───── Data shown ─────

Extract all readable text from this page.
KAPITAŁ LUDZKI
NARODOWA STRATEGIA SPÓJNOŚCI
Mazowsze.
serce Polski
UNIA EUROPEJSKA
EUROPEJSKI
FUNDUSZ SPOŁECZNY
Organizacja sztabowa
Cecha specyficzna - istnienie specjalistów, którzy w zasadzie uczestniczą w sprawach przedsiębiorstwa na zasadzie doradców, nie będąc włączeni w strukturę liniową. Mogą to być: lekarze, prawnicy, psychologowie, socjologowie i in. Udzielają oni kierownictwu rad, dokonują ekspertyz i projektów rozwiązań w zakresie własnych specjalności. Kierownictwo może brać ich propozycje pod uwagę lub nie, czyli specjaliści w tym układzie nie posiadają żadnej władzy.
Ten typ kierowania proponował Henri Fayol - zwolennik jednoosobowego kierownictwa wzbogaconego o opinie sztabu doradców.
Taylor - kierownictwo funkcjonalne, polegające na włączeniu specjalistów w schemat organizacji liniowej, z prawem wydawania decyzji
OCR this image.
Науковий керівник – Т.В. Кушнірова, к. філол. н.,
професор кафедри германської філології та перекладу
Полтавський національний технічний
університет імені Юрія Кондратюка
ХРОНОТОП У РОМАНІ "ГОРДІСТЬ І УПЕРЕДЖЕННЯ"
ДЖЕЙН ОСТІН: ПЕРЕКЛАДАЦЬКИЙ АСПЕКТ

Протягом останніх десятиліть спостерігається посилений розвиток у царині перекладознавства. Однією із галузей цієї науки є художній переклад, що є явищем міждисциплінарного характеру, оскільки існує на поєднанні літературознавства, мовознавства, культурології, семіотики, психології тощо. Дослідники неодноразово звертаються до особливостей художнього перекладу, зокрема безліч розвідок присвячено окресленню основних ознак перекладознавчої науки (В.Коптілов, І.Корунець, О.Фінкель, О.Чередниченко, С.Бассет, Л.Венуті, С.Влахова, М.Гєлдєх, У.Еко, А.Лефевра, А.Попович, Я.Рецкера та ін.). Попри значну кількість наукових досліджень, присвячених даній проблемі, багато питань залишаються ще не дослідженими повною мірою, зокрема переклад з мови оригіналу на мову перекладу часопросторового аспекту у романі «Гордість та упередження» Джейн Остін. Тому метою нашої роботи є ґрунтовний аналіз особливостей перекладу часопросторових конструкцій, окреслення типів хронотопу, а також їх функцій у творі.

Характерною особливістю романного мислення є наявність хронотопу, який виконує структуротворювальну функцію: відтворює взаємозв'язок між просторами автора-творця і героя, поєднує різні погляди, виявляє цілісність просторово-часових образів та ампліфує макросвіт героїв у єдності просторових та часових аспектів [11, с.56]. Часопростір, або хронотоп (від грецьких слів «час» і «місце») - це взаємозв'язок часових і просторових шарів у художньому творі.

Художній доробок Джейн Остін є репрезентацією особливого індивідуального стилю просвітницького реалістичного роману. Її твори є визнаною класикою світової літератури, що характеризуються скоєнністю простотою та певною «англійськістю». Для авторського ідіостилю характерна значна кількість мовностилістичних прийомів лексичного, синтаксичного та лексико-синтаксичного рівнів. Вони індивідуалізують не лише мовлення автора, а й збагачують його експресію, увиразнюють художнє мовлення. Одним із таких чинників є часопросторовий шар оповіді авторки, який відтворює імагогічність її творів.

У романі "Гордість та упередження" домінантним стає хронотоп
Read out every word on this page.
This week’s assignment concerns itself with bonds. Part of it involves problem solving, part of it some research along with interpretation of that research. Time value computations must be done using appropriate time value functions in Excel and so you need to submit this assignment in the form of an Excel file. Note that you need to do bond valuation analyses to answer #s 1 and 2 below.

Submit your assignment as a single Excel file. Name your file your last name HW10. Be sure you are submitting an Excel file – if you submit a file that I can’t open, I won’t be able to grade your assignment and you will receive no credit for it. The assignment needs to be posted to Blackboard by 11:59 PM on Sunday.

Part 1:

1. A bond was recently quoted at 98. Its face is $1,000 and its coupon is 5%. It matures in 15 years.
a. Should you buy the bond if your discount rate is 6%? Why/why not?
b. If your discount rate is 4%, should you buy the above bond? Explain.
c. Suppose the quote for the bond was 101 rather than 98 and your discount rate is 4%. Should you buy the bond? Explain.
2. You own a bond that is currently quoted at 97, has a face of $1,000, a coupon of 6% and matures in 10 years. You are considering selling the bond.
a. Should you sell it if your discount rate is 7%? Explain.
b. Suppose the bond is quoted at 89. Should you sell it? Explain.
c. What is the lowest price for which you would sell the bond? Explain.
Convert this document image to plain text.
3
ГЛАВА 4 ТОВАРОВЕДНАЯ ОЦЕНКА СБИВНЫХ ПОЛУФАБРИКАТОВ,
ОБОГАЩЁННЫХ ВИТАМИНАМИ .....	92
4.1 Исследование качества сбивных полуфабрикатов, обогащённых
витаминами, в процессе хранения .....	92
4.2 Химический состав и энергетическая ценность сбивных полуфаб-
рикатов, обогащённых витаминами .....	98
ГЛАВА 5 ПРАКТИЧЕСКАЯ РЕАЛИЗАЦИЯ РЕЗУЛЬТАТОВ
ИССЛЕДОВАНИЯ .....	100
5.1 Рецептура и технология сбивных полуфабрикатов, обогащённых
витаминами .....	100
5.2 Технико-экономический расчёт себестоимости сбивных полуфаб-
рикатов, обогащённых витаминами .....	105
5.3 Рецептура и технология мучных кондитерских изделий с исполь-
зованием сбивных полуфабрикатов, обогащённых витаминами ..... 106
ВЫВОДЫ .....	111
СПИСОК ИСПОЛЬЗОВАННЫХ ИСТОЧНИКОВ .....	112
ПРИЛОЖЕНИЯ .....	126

─────
───── Data shown ─────

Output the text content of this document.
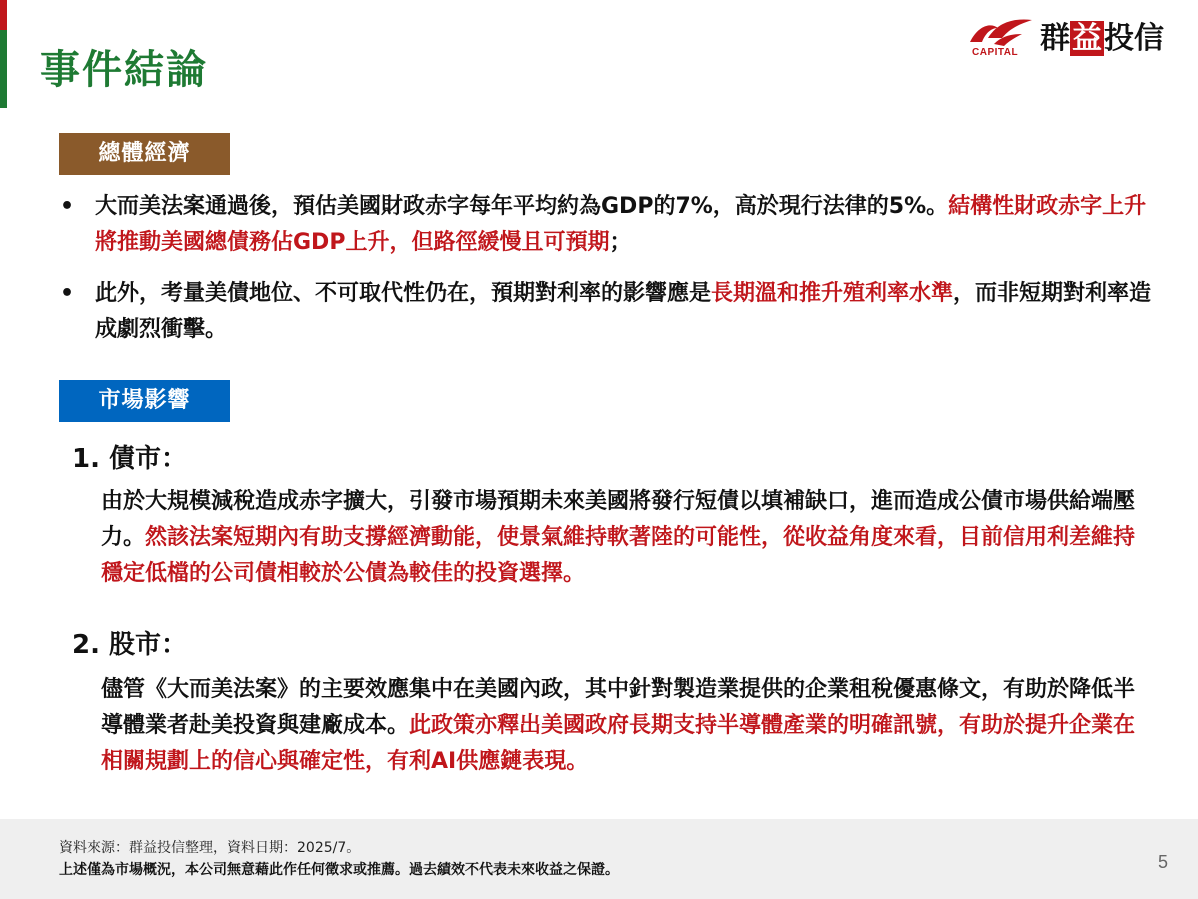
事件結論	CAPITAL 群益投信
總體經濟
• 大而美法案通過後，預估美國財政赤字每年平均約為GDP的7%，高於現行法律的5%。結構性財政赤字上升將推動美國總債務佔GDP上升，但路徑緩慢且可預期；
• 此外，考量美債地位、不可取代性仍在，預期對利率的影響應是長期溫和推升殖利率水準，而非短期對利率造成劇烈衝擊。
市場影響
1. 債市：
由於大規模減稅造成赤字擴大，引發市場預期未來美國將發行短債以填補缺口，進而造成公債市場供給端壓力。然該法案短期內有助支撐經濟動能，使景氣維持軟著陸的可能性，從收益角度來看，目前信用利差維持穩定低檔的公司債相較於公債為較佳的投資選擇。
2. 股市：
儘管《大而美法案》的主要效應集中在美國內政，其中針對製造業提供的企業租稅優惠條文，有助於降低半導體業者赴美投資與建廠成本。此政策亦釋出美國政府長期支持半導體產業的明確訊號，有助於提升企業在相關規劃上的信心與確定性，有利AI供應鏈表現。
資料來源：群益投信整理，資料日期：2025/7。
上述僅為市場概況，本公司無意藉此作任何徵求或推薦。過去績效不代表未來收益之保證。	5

─────

> Stated goal
Count the lines of the material that include the word "document", then state only the total.

> Result of this exercise
2